• _SHORT PROBLEM_
Your job is to restate each entry word for word.

• _RECORDED DATA_

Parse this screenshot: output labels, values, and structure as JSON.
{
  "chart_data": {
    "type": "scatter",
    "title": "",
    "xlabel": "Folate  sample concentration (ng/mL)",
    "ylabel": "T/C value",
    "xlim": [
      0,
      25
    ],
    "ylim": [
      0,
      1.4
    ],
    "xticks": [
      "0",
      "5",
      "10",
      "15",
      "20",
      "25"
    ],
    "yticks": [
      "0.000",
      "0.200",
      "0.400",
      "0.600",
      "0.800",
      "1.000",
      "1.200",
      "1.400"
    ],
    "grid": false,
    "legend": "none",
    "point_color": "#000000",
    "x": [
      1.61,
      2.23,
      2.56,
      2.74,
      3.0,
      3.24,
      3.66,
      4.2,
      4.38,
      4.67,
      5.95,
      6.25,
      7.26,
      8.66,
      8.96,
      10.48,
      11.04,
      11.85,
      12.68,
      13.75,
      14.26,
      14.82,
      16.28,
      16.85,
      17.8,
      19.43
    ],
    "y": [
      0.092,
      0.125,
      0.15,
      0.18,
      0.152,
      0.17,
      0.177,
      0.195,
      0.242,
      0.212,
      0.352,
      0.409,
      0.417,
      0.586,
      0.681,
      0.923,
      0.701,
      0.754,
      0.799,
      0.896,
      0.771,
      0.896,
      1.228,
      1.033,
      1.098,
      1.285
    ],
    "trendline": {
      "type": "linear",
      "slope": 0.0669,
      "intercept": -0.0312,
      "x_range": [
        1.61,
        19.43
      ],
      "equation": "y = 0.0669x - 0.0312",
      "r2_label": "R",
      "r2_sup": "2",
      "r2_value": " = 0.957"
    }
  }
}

• _FINAL RESULT_
Parse this screenshot: output labels, values, and structure as JSON.
{
  "chart_data": {
    "type": "scatter",
    "title": "",
    "xlabel": "Folate  sample concentration (ng/mL)",
    "ylabel": "T/C value",
    "xlim": [
      0,
      25
    ],
    "ylim": [
      0,
      1.4
    ],
    "xticks": [
      "0",
      "5",
      "10",
      "15",
      "20",
      "25"
    ],
    "yticks": [
      "0.000",
      "0.200",
      "0.400",
      "0.600",
      "0.800",
      "1.000",
      "1.200",
      "1.400"
    ],
    "grid": false,
    "legend": "none",
    "point_color": "#000000",
    "x": [
      1.61,
      2.23,
      2.56,
      2.74,
      3.0,
      3.24,
      3.66,
      4.2,
      4.38,
      4.67,
      5.95,
      6.25,
      7.26,
      8.66,
      8.96,
      10.48,
      11.04,
      11.85,
      12.68,
      13.75,
      14.26,
      14.82,
      16.28,
      16.85,
      17.8,
      19.43
    ],
    "y": [
      0.092,
      0.125,
      0.15,
      0.18,
      0.152,
      0.17,
      0.177,
      0.195,
      0.242,
      0.212,
      0.352,
      0.409,
      0.417,
      0.586,
      0.681,
      0.923,
      0.701,
      0.754,
      0.799,
      0.896,
      0.771,
      0.896,
      1.228,
      1.033,
      1.098,
      1.285
    ],
    "trendline": {
      "type": "linear",
      "slope": 0.0669,
      "intercept": -0.0312,
      "x_range": [
        1.61,
        19.43
      ],
      "equation": "y = 0.0669x - 0.0312",
      "r2_label": "R",
      "r2_sup": "2",
      "r2_value": " = 0.957"
    }
  }
}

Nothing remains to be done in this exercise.